■ **REQUEST**
Output the material beneath this task exactly, images excluded.

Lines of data
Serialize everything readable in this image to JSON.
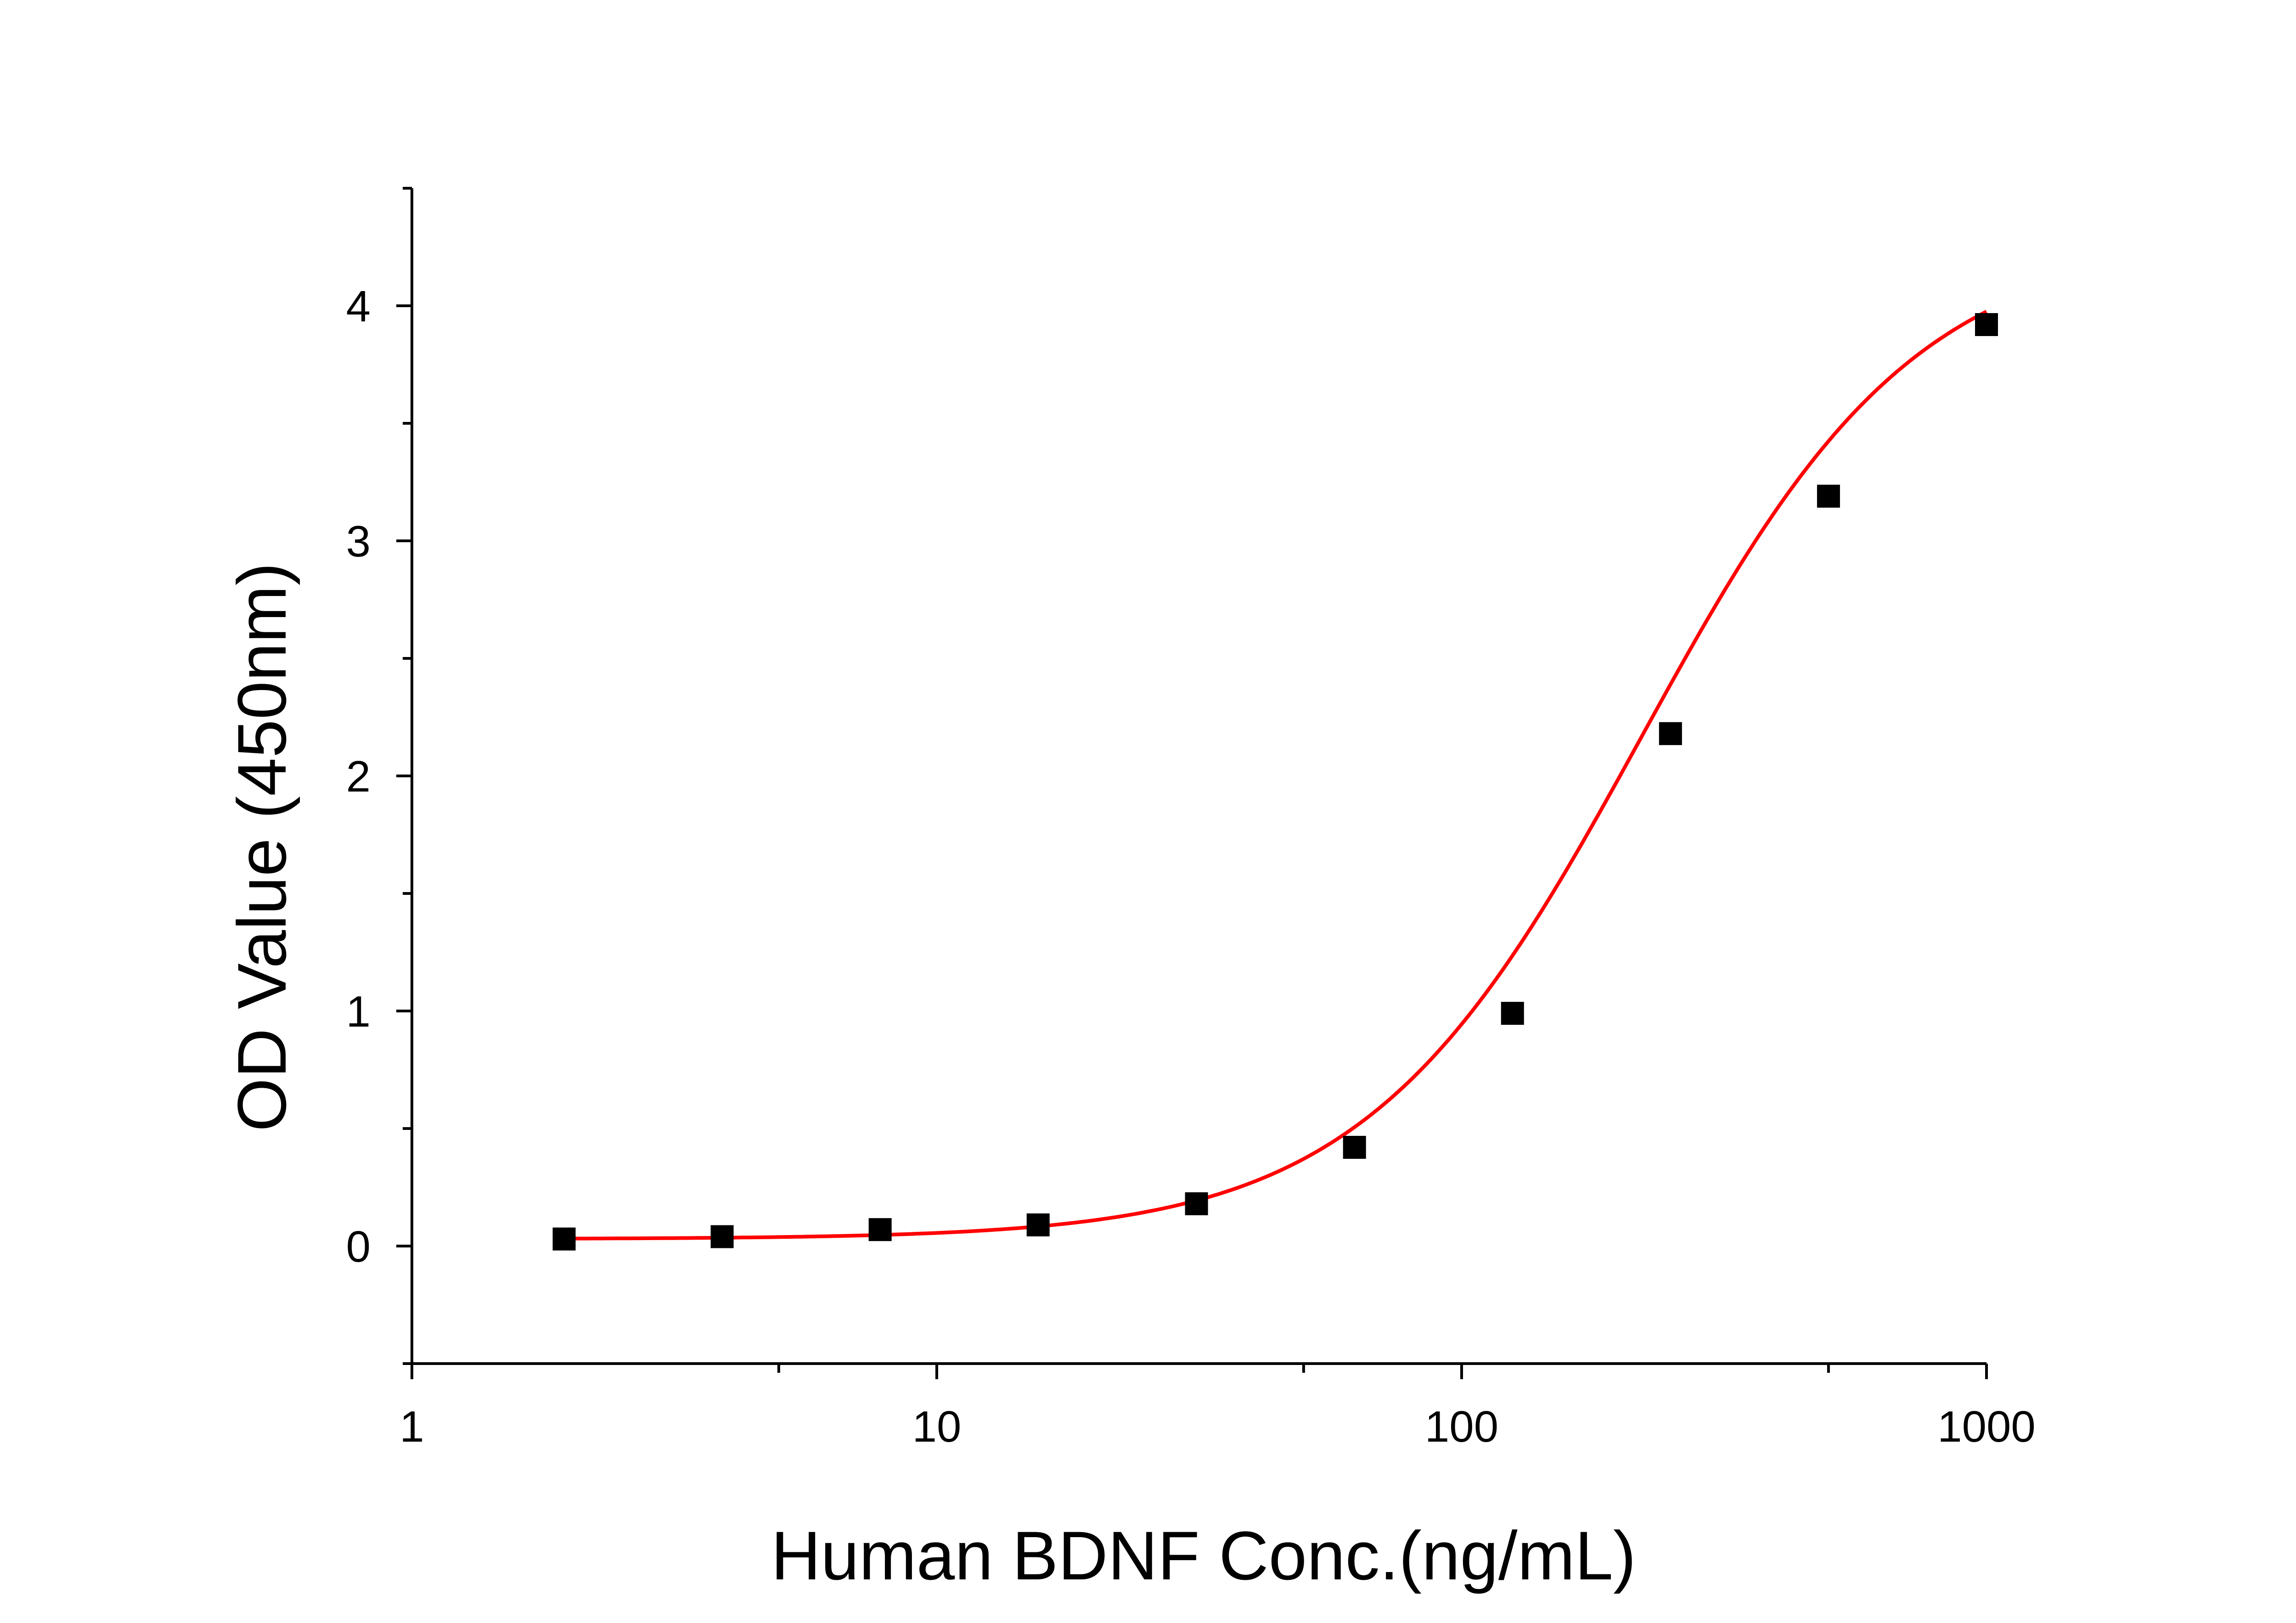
{
  "chart_data": {
    "type": "scatter",
    "title": "",
    "xlabel": "Human BDNF Conc.(ng/mL)",
    "ylabel": "OD Value (450nm)",
    "x_scale": "log",
    "xlim": [
      1,
      1000
    ],
    "ylim": [
      -0.5,
      4.5
    ],
    "x_ticks": [
      1,
      10,
      100,
      1000
    ],
    "x_tick_labels": [
      "1",
      "10",
      "100",
      "1000"
    ],
    "y_ticks": [
      0,
      1,
      2,
      3,
      4
    ],
    "y_tick_labels": [
      "0",
      "1",
      "2",
      "3",
      "4"
    ],
    "grid": false,
    "legend": "none",
    "series": [
      {
        "kind": "points",
        "marker": "square",
        "color": "#000000",
        "x": [
          1.95,
          3.9,
          7.8,
          15.6,
          31.25,
          62.5,
          125,
          250,
          500,
          1000
        ],
        "y": [
          0.03,
          0.04,
          0.07,
          0.09,
          0.18,
          0.42,
          0.99,
          2.18,
          3.19,
          3.92
        ]
      },
      {
        "kind": "fit-curve",
        "color": "#ff0000",
        "model": "4PL",
        "bottom": 0.03,
        "top": 4.3,
        "ec50": 220,
        "hill": 1.65
      }
    ]
  }
}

■ **EXERCISE SOLUTION**
Serialize everything readable in this image to JSON.
{
  "chart_data": {
    "type": "scatter",
    "title": "",
    "xlabel": "Human BDNF Conc.(ng/mL)",
    "ylabel": "OD Value (450nm)",
    "x_scale": "log",
    "xlim": [
      1,
      1000
    ],
    "ylim": [
      -0.5,
      4.5
    ],
    "x_ticks": [
      1,
      10,
      100,
      1000
    ],
    "x_tick_labels": [
      "1",
      "10",
      "100",
      "1000"
    ],
    "y_ticks": [
      0,
      1,
      2,
      3,
      4
    ],
    "y_tick_labels": [
      "0",
      "1",
      "2",
      "3",
      "4"
    ],
    "grid": false,
    "legend": "none",
    "series": [
      {
        "kind": "points",
        "marker": "square",
        "color": "#000000",
        "x": [
          1.95,
          3.9,
          7.8,
          15.6,
          31.25,
          62.5,
          125,
          250,
          500,
          1000
        ],
        "y": [
          0.03,
          0.04,
          0.07,
          0.09,
          0.18,
          0.42,
          0.99,
          2.18,
          3.19,
          3.92
        ]
      },
      {
        "kind": "fit-curve",
        "color": "#ff0000",
        "model": "4PL",
        "bottom": 0.03,
        "top": 4.3,
        "ec50": 220,
        "hill": 1.65
      }
    ]
  }
}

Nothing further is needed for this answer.